_TEXT TO READ_
───

For the longest while, I was glad that Java didn't have support for enumerated types. I've used them in C and C++ but I often ended up in that weird place that calls for the Replace Type Code with State/Strategy refactoring: I start writing a switch statement that uses the enum and I know that the code in the cases could be in a class, if only I had one instead of the enum.
A few days ago, I was working on some Java code that was going to use in a session at the Better Software conference in San Francisco. It involved navigating a player through a game. The simplest thing was to create an enum called Direction:
public enum Direction
{
NORTH,
SOUTH,
EAST,
WEST,
}
So far, so good.
I continued working and I noticed that one of the things that I really needed to do was find the opposite of a direction. If Direction was a class it would be easy to do it in a nice OO way, I could just add a getOpposite() method.
Man! My first attempt at using enums in Java 5 and I hit a wall. "But wait!", I said to myself. I remembered that enums can have instance fields and methods in Java:
public enum Direction
{
NORTH,
SOUTH,
EAST,
WEST;
public Direction getOpposite() {
...
}
}
The trick is figuring out what code to put in getOpposite().
Ideally, it would've been great to set the opposite of each Direction on construction and return that value from getOpposite(). Initially, it looked like that was possible, too. I found that you can pass arguments to enum values on construction. The syntax is a little odd:
public enum Direction
{
NORTH(SOUTH),
SOUTH(NORTH),
EAST(WEST),
WEST(EAST);
Direction opposite;
Direction(Direction opposite) {
this.opposite = opposite;
}
public Direction getOpposite() {
return opposite;
}
}
Unfortunately, this doesn't compile. The compiler tells us that the field SOUTH can't be referenced before it is declared. It looked like the only workaround was to do the following, and you have to admit it is pretty nasty:
public Direction getOpposite() throws DirectionException {
Direction opposite;
switch(this) {
case NORTH: opposite = SOUTH; break;
case SOUTH: opposite = NORTH; break;
case EAST: opposite = WEST; break;
case WEST: opposite = EAST; break;
default:
throw new DirectionException("Direction with no opposite:" + this);
}
return opposite;
}
The exception is particularly galling. Some statically typed languages make it a compile-time error when a switch on an enumeration doesn't cover all the cases. With Java, we're left with a possible runtime error. That doesn't seem to fit the spirit of the language.

───

_DATA SUPPLIED_
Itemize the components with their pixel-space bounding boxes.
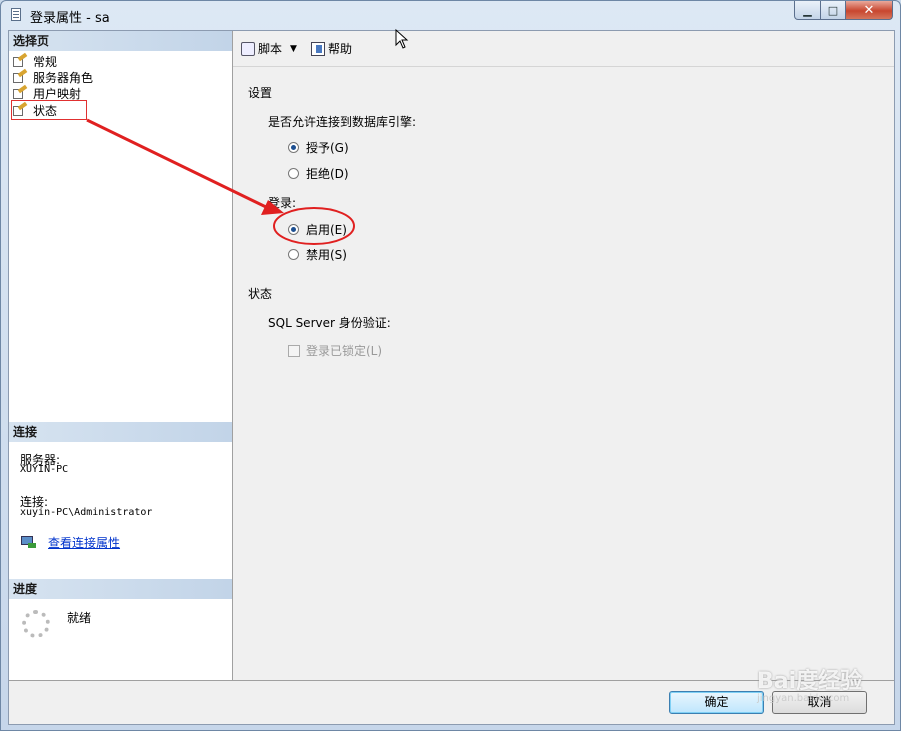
progress-spinner-icon — [22, 610, 50, 638]
ok-button[interactable]: 确定 — [669, 691, 764, 714]
settings-section-title: 设置 — [248, 86, 273, 100]
toolbar: 脚本 ▼ 帮助 — [233, 31, 894, 67]
radio-selected-icon — [288, 224, 299, 235]
nav-item-status[interactable]: 状态 — [11, 100, 87, 120]
chevron-down-icon[interactable]: ▼ — [290, 44, 297, 54]
minimize-button[interactable]: ▁ — [794, 1, 821, 20]
login-locked-checkbox[interactable]: 登录已锁定(L) — [288, 342, 382, 359]
page-icon — [13, 68, 28, 84]
dialog-client: 选择页 常规 服务器角色 用户映射 状态 连接 服务器: XUYIN-PC 连接… — [8, 30, 895, 725]
window-title: 登录属性 - sa — [30, 11, 110, 26]
grant-radio[interactable]: 授予(G) — [288, 139, 349, 156]
nav-item-user-mapping[interactable]: 用户映射 — [13, 84, 82, 101]
left-pane: 选择页 常规 服务器角色 用户映射 状态 连接 服务器: XUYIN-PC 连接… — [9, 31, 233, 680]
page-icon — [13, 52, 28, 68]
sql-auth-label: SQL Server 身份验证: — [268, 316, 391, 330]
maximize-icon: □ — [827, 3, 839, 17]
radio-selected-icon — [288, 142, 299, 153]
deny-label: 拒绝(D) — [306, 167, 349, 181]
nav-item-server-roles[interactable]: 服务器角色 — [13, 68, 94, 85]
page-icon — [13, 84, 28, 100]
maximize-button[interactable]: □ — [820, 1, 846, 20]
nav-item-label: 常规 — [33, 54, 58, 69]
document-icon — [11, 8, 21, 21]
login-label: 登录: — [268, 196, 297, 210]
script-icon — [241, 41, 255, 56]
minimize-icon: ▁ — [803, 3, 812, 17]
radio-unselected-icon — [288, 249, 299, 260]
deny-radio[interactable]: 拒绝(D) — [288, 165, 349, 182]
grant-label: 授予(G) — [306, 141, 349, 155]
connection-header: 连接 — [9, 422, 232, 442]
progress-header: 进度 — [9, 579, 232, 599]
locked-label: 登录已锁定(L) — [306, 344, 383, 358]
script-label: 脚本 — [258, 42, 283, 56]
nav-item-general[interactable]: 常规 — [13, 52, 58, 69]
permission-question: 是否允许连接到数据库引擎: — [268, 115, 417, 129]
disable-radio[interactable]: 禁用(S) — [288, 246, 347, 263]
radio-unselected-icon — [288, 168, 299, 179]
nav-item-label: 用户映射 — [33, 86, 82, 101]
server-value: XUYIN-PC — [20, 464, 69, 475]
disable-label: 禁用(S) — [306, 248, 347, 262]
enable-label: 启用(E) — [306, 223, 347, 237]
enable-radio[interactable]: 启用(E) — [288, 221, 347, 238]
connection-value: xuyin-PC\Administrator — [20, 507, 153, 518]
select-page-header: 选择页 — [9, 31, 232, 51]
help-label: 帮助 — [328, 42, 353, 56]
watermark-sub: jingyan.baidu.com — [757, 693, 850, 704]
help-button[interactable]: 帮助 — [311, 40, 352, 57]
checkbox-icon — [288, 344, 300, 357]
title-bar[interactable]: 登录属性 - sa ▁ □ ✕ — [1, 1, 900, 29]
right-pane: 脚本 ▼ 帮助 设置 是否允许连接到数据库引擎: 授予(G) 拒绝(D) 登录: — [233, 31, 894, 680]
watermark-main: Bai度经验 — [757, 669, 863, 694]
connection-icon — [21, 535, 36, 550]
view-connection-properties-link[interactable]: 查看连接属性 — [21, 534, 120, 551]
baidu-watermark: Bai度经验 jingyan.baidu.com — [757, 663, 862, 704]
close-button[interactable]: ✕ — [845, 1, 893, 20]
script-button[interactable]: 脚本 ▼ — [241, 40, 297, 57]
page-icon — [13, 101, 28, 117]
progress-status: 就绪 — [67, 611, 92, 625]
nav-item-label: 服务器角色 — [33, 70, 94, 85]
link-label: 查看连接属性 — [48, 536, 121, 550]
login-properties-window: 登录属性 - sa ▁ □ ✕ 选择页 常规 服务器角色 用户映射 状态 连接 … — [0, 0, 901, 731]
close-icon: ✕ — [863, 2, 875, 18]
help-icon — [311, 41, 325, 56]
status-section-title: 状态 — [248, 287, 273, 301]
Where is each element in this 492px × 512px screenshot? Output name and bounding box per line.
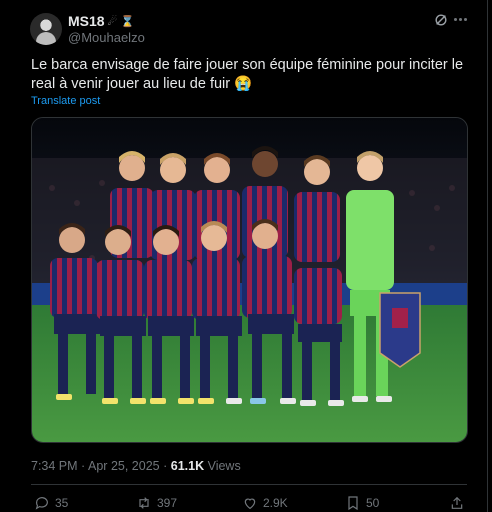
tweet-date[interactable]: Apr 25, 2025	[88, 459, 160, 473]
meta-separator: ·	[81, 459, 86, 473]
like-button[interactable]: 2.9K	[242, 495, 288, 511]
like-count: 2.9K	[263, 496, 288, 510]
bookmark-icon	[348, 496, 358, 511]
translate-post-link[interactable]: Translate post	[31, 95, 100, 107]
like-icon	[244, 498, 256, 510]
author-handle[interactable]: @Mouhaelzo	[68, 30, 145, 45]
more-icon[interactable]	[454, 18, 467, 21]
reply-count: 35	[55, 496, 69, 510]
tweet-time[interactable]: 7:34 PM	[31, 459, 78, 473]
repost-icon	[139, 497, 149, 509]
author-name-row: MS18 ☄ ⌛	[68, 13, 134, 29]
grok-icon[interactable]	[434, 13, 448, 27]
reply-button[interactable]: 35	[34, 495, 68, 511]
comet-emoji-icon: ☄	[107, 14, 118, 28]
meta-separator-2: ·	[163, 459, 168, 473]
tweet-detail: MS18 ☄ ⌛ @Mouhaelzo Le barca envisage de…	[0, 0, 488, 512]
reply-icon	[35, 497, 48, 510]
views-count: 61.1K	[170, 459, 205, 473]
action-bar: 35 397 2.9K 50	[31, 495, 471, 512]
repost-button[interactable]: 397	[136, 495, 177, 511]
share-button[interactable]	[449, 495, 465, 511]
avatar[interactable]	[30, 13, 62, 45]
share-icon	[451, 496, 463, 509]
repost-count: 397	[157, 496, 178, 510]
divider	[31, 484, 467, 485]
display-name[interactable]: MS18	[68, 13, 105, 29]
bookmark-count: 50	[366, 496, 380, 510]
tweet-media-photo[interactable]	[31, 117, 468, 443]
views-label: Views	[207, 459, 241, 473]
tweet-text: Le barca envisage de faire jouer son équ…	[31, 57, 464, 92]
bookmark-button[interactable]: 50	[345, 495, 379, 511]
team-photo	[32, 118, 467, 442]
hourglass-emoji-icon: ⌛	[120, 14, 135, 28]
tweet-meta: 7:34 PM · Apr 25, 2025 · 61.1K Views	[31, 459, 241, 473]
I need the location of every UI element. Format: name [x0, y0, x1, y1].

───

_TASKS_
a – According to the Java enums post, what does the compiler report about the version that passes opposites as constructor arguments?
b – Rewrite the passage of the Java enums post from "For the longest" to "of the enum.", swapping "switch statement" for "chain of if statements".

_RESULTS OF THE EXERCISE_
a – It reports that the field SOUTH can't be referenced before it is declared.

b –
For the longest while, I was glad that Java didn't have support for enumerated types. I've used them in C and C++ but I often ended up in that weird place that calls for the Replace Type Code with State/Strategy refactoring: I start writing a chain of if statements that uses the enum and I know that the code in the cases could be in a class, if only I had one instead of the enum.